## THE EXERCISE
Look through the lines below and extract any with the word "this".

## RECORD LIST
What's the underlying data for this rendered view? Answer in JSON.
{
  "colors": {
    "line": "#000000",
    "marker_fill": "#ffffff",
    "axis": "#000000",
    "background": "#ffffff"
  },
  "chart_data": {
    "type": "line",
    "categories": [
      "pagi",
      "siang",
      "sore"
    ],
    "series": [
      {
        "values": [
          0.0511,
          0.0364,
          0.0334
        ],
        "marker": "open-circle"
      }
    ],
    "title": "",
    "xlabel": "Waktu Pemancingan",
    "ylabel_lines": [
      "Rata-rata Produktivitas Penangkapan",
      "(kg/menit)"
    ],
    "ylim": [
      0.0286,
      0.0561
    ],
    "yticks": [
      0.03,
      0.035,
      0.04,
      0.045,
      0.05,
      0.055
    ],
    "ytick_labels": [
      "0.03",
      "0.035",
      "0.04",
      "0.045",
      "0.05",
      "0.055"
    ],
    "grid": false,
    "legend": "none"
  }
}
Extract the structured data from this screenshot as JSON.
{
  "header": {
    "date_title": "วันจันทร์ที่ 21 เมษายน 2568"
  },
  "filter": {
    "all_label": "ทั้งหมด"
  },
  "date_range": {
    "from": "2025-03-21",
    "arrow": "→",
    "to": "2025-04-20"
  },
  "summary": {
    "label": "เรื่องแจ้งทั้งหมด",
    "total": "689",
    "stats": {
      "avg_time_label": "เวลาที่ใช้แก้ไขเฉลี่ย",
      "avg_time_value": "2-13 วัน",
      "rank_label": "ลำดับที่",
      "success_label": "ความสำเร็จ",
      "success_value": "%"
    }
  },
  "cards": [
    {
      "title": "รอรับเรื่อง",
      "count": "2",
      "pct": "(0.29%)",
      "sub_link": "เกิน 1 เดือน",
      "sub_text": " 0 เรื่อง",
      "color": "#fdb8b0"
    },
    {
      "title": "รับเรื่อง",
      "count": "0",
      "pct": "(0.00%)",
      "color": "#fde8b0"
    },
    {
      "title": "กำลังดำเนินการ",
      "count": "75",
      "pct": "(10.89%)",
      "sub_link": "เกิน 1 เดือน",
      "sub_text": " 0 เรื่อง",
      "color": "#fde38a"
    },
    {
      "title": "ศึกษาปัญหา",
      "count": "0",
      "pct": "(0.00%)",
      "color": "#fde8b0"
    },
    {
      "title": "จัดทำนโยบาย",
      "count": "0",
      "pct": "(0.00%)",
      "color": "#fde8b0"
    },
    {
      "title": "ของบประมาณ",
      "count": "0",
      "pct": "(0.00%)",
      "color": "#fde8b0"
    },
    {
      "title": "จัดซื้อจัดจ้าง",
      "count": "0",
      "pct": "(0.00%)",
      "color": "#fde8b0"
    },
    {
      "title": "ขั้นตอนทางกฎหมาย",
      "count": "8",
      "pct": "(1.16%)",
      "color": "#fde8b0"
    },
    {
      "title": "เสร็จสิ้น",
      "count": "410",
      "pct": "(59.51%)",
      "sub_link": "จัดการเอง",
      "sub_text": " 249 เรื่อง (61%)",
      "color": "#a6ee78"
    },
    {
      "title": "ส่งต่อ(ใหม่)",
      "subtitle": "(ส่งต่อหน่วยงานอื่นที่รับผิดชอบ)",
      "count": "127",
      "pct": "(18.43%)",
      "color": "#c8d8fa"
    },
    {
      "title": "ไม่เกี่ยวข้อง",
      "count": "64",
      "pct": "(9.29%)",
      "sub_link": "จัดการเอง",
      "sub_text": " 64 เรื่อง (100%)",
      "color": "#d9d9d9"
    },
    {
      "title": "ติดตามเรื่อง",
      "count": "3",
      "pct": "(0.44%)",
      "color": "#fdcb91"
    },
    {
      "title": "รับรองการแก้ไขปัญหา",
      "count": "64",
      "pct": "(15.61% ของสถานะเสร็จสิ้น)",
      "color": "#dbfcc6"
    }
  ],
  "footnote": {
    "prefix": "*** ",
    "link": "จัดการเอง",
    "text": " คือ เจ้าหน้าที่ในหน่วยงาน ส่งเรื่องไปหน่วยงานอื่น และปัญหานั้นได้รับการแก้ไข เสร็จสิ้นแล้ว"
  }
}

## FINISHED ANSWER
What's the underlying data for this rendered view? Answer in JSON.
Extract the structured data from this screenshot as JSON.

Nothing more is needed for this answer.